• Passage:
* * * * * * *
B. EN MATIÈRE PÉNALE : UNE RÉGULATION ASSURÉE PAR DES CLASSEMENTS SANS SUITE TROP NOMBREUX
Le
nombre d'affaires transmises au parquet
en 2000 (5.039.643) marque
une progression de 2,2 %
par rapport à l'année
précédente. Il est regrettable que les classements sans suite
très nombreux constituent le mode de régulation de ce flux
contentieux.
Les affaires non élucidées
constituent la majeure partie
des saisines des parquets : 62,3 % en 2000 (en hausse de 2,3 %
par rapport à 1999). Les principales motivations de l'absence de
poursuites sont : l'absence d'identification de l'auteur de l'infraction
(dans 65,1 % des affaires traitées); l'insuffisance des charges,
ou l'existence de motifs juridiques faisant obstacle à la poursuite
(dans 7 % des affaires traitées).
Le volume d'affaires susceptibles d'être traitées n'a donc
représenté que 28 % de l'ensemble des affaires
traitées par le parquet au cours de l'année.
* * * * * * *
• Consigne: Veuillez réécrire sous forme de liste le paragraphe du passage qui commence par « Le nombre d'affaires transmises au parquet », en gardant ses faits principaux.

• Lignes de données:
* * * * * * *
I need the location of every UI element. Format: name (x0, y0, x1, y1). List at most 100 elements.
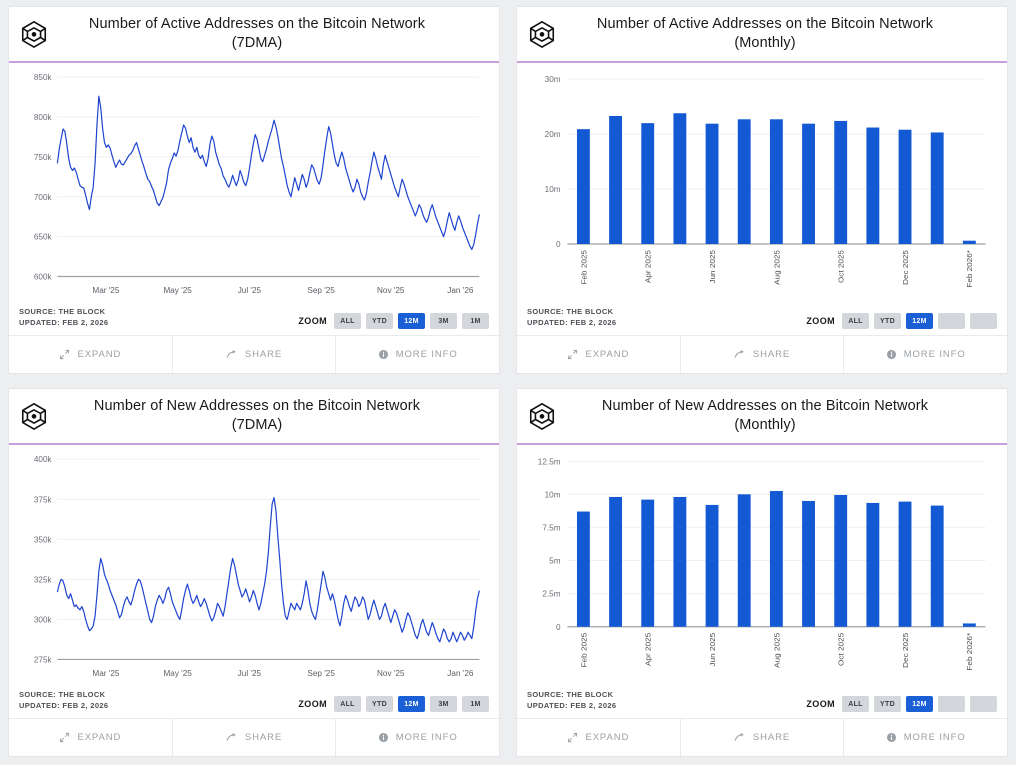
* * * * * * *
• Réponse:
- Affaires transmises au parquet en 2000 : 5.039.643.
- Progression : 2,2 % par rapport à l'année précédente.
- Ce flux contentieux est régulé par des classements sans suite très nombreux, ce qui est jugé regrettable.